Rows from a layout dataset
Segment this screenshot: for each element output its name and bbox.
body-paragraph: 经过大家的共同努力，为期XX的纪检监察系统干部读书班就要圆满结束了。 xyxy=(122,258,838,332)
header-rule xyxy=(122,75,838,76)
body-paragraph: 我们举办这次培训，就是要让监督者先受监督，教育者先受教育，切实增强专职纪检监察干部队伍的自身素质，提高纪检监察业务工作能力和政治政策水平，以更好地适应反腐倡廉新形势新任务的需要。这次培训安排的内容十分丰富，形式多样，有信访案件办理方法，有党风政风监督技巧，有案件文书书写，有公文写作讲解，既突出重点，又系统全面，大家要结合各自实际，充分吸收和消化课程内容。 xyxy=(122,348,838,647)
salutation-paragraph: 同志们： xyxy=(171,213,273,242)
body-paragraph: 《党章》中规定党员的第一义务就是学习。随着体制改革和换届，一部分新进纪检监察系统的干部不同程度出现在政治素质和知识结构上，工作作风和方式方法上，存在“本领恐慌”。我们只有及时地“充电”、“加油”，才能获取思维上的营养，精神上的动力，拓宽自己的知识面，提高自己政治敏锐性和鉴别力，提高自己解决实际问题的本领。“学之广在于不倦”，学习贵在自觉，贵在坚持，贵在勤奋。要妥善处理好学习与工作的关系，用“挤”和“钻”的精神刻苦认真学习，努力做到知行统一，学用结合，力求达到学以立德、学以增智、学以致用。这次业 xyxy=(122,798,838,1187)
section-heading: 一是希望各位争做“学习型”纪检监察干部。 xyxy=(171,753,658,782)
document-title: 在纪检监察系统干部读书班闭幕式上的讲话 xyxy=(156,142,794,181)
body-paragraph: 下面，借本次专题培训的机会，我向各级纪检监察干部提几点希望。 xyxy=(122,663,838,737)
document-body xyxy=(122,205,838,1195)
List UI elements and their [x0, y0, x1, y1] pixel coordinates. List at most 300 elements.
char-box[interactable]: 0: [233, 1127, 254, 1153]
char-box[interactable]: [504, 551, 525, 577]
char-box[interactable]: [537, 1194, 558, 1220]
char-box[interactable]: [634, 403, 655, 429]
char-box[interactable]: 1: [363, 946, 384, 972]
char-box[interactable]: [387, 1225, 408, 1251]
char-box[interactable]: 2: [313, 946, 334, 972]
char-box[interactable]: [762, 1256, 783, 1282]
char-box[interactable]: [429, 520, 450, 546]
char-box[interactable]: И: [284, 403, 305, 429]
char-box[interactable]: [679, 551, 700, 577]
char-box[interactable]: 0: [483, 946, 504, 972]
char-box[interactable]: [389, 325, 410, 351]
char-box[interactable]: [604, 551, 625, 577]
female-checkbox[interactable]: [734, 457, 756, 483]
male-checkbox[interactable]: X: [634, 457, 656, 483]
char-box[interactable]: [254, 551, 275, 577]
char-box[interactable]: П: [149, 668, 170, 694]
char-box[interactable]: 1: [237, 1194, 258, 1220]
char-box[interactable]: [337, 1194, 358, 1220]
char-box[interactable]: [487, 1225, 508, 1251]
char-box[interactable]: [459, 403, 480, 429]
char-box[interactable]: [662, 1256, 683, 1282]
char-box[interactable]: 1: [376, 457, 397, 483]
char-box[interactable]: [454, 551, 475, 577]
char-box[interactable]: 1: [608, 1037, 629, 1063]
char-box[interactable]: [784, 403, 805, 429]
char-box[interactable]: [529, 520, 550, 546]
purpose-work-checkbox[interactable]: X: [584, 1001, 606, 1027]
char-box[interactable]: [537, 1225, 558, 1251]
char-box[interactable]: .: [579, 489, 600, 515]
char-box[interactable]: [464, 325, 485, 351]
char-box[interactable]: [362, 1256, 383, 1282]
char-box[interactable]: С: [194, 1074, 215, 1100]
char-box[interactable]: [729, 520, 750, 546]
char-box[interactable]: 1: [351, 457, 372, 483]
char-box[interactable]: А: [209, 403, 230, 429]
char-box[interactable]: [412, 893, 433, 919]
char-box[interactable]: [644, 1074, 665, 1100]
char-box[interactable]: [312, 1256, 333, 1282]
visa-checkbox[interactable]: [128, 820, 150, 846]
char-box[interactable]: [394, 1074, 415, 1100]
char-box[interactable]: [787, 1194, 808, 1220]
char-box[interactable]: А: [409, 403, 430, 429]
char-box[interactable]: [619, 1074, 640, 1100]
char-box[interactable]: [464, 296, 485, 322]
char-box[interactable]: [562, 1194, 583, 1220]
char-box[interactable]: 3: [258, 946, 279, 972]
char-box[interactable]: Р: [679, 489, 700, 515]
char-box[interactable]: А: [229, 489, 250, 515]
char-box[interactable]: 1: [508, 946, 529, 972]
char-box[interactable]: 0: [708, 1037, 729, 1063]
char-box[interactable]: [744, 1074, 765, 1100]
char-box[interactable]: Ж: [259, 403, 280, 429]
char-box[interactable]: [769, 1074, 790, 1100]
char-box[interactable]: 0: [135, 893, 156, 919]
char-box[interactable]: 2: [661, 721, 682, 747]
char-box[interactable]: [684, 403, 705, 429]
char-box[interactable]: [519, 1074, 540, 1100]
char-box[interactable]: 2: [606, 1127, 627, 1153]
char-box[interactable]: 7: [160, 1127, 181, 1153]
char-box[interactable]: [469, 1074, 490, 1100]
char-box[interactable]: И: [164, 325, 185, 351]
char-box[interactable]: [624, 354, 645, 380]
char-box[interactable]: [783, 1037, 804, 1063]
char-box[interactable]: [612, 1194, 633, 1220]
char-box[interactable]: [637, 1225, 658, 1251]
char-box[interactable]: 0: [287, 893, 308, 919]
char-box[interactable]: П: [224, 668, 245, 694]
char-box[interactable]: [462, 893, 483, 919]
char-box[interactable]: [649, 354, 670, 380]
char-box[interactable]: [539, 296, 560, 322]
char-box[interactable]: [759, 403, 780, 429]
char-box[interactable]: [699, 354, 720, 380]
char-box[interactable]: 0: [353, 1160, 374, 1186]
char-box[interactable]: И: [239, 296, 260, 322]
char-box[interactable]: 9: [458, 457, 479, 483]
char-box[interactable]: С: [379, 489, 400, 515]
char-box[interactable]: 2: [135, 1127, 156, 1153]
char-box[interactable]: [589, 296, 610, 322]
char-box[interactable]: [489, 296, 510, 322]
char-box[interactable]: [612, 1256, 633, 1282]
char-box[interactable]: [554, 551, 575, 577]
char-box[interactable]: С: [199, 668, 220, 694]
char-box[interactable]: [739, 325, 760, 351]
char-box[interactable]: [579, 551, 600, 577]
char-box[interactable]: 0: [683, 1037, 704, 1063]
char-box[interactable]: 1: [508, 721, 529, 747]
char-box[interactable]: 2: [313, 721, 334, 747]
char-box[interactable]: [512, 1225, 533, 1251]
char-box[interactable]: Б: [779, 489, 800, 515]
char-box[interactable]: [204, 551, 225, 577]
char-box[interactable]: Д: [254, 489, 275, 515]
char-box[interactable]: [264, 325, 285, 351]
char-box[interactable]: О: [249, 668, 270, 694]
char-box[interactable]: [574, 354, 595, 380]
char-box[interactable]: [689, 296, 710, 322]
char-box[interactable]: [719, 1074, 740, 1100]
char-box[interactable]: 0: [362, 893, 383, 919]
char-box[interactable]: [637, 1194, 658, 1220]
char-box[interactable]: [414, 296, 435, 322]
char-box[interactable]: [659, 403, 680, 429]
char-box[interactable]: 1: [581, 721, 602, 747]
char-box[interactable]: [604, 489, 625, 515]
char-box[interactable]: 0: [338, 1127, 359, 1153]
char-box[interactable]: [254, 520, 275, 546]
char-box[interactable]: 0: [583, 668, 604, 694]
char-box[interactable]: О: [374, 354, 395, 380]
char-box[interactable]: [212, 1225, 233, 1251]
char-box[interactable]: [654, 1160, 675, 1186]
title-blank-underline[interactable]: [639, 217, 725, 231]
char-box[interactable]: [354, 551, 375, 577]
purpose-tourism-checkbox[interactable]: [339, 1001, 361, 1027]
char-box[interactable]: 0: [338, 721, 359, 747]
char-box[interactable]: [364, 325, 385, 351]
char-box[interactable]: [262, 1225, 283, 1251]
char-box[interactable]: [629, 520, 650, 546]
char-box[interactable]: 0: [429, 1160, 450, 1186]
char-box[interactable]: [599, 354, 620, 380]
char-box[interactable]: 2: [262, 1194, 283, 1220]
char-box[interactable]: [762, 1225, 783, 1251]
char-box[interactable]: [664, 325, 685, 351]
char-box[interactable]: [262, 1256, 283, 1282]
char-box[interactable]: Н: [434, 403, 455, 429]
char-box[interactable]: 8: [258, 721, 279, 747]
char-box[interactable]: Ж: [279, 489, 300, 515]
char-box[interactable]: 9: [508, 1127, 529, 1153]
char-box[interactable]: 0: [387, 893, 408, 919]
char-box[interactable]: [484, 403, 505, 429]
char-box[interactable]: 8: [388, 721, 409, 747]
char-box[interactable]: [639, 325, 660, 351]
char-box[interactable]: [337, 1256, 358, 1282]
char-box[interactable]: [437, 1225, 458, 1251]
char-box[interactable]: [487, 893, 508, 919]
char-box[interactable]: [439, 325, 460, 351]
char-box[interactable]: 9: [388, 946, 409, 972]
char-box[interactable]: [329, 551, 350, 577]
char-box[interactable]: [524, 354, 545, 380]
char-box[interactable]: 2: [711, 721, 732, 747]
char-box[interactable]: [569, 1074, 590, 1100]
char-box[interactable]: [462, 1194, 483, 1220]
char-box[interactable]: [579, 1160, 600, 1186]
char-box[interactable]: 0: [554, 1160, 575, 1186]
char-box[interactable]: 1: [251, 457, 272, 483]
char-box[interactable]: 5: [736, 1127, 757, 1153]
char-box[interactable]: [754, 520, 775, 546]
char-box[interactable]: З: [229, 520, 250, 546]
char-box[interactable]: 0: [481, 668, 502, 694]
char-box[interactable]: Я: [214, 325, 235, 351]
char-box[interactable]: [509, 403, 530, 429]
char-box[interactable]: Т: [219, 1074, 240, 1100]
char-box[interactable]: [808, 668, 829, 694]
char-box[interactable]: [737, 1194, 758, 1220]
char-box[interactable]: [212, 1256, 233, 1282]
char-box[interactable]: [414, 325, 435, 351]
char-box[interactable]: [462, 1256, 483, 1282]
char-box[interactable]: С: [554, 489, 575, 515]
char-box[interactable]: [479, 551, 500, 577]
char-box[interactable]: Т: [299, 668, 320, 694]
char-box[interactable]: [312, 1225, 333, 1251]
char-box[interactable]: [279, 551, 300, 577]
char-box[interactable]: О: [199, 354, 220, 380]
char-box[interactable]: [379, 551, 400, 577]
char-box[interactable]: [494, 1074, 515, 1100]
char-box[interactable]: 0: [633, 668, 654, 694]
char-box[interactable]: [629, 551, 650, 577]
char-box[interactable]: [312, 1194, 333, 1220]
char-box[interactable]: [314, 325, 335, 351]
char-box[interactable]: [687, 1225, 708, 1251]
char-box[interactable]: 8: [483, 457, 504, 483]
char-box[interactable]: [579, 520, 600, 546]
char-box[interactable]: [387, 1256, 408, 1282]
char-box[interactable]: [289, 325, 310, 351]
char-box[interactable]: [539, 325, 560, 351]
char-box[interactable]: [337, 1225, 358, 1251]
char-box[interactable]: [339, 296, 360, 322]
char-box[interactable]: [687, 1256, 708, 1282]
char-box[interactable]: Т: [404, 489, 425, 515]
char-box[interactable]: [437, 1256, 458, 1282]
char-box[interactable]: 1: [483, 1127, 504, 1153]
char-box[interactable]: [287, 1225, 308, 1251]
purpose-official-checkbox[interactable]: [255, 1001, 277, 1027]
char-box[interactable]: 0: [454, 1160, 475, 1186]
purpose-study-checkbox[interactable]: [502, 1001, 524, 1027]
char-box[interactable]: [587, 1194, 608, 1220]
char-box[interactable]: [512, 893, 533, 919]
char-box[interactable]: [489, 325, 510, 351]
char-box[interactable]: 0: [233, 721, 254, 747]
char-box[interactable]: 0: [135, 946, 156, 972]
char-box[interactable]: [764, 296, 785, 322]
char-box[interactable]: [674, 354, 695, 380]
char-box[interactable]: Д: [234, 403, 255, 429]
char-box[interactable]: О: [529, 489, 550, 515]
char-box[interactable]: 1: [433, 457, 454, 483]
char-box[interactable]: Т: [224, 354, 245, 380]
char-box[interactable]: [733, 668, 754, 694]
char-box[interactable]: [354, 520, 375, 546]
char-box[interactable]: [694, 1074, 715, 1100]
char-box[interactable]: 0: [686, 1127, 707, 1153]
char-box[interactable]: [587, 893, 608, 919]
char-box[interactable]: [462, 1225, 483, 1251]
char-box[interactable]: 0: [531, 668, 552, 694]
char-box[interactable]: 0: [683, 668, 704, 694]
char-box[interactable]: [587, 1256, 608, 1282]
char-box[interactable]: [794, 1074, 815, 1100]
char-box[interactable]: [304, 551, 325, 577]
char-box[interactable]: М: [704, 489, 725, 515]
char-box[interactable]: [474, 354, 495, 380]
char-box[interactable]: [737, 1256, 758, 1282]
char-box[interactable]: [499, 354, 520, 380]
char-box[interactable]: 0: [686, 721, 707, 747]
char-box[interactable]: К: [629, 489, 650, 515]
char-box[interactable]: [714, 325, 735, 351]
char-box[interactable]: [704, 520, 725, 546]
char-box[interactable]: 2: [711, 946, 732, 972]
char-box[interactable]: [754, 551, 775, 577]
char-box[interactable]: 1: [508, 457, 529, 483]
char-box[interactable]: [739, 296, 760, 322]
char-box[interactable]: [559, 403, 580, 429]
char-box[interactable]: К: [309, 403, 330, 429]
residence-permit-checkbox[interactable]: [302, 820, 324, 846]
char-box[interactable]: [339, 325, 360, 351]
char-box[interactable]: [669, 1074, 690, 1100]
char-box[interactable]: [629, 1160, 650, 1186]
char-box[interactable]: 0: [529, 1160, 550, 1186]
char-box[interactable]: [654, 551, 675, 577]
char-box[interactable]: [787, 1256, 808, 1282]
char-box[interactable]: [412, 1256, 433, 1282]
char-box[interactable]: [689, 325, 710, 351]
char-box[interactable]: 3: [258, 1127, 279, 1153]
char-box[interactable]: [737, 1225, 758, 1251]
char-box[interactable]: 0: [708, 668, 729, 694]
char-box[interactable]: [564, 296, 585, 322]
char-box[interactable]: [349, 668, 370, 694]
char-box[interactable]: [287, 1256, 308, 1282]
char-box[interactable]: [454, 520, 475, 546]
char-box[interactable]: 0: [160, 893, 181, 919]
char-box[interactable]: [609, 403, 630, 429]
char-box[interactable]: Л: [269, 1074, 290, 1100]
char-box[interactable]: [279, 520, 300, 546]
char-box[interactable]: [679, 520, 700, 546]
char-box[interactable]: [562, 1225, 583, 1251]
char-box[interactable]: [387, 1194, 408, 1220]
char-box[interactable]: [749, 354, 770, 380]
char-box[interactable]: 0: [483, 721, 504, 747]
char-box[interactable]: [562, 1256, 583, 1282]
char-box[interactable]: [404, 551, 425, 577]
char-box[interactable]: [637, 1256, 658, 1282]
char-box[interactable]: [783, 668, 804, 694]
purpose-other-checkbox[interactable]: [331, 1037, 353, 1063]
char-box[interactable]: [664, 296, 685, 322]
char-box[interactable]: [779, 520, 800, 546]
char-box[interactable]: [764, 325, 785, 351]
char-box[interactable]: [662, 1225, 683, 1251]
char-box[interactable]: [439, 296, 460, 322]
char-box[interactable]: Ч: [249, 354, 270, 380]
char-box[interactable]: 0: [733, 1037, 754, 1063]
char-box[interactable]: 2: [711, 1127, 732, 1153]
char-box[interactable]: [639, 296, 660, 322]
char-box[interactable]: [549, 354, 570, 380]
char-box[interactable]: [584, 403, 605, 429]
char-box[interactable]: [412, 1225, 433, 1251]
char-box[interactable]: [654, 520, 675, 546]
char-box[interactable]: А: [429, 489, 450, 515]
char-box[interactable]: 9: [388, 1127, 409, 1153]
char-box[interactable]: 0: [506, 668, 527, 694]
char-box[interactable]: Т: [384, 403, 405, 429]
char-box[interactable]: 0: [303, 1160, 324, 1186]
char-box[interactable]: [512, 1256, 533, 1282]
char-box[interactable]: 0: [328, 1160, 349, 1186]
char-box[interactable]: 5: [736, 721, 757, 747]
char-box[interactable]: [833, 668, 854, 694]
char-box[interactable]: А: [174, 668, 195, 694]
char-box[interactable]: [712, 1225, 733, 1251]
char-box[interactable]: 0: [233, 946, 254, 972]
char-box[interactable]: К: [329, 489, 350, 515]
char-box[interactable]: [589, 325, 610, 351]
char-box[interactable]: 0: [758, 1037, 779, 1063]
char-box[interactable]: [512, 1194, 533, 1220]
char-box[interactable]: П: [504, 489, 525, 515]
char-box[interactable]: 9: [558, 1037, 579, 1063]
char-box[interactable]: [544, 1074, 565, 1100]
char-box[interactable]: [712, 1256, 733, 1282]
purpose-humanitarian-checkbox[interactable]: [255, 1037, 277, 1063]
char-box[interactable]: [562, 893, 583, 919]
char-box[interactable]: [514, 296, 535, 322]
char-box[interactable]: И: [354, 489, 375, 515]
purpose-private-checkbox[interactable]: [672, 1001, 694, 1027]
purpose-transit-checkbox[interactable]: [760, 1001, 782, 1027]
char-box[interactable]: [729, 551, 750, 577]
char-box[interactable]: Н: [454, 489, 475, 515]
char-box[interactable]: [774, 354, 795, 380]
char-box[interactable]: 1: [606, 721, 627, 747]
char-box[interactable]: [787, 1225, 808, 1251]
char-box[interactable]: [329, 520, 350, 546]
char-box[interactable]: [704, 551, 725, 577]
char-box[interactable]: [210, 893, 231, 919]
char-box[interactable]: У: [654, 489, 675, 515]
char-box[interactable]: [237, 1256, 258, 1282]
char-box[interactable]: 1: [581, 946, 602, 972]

To be done
Please rewrite the records starting at the start of the records and ending at the line containing "header-rule xyxy=(122,75,838,76)", changing "bbox" to "bounding box" and leaving everything else unchanged.

Task response
Segment this screenshot: for each element output its name and bounding box.
body-paragraph: 经过大家的共同努力，为期XX的纪检监察系统干部读书班就要圆满结束了。 xyxy=(122,258,838,332)
header-rule xyxy=(122,75,838,76)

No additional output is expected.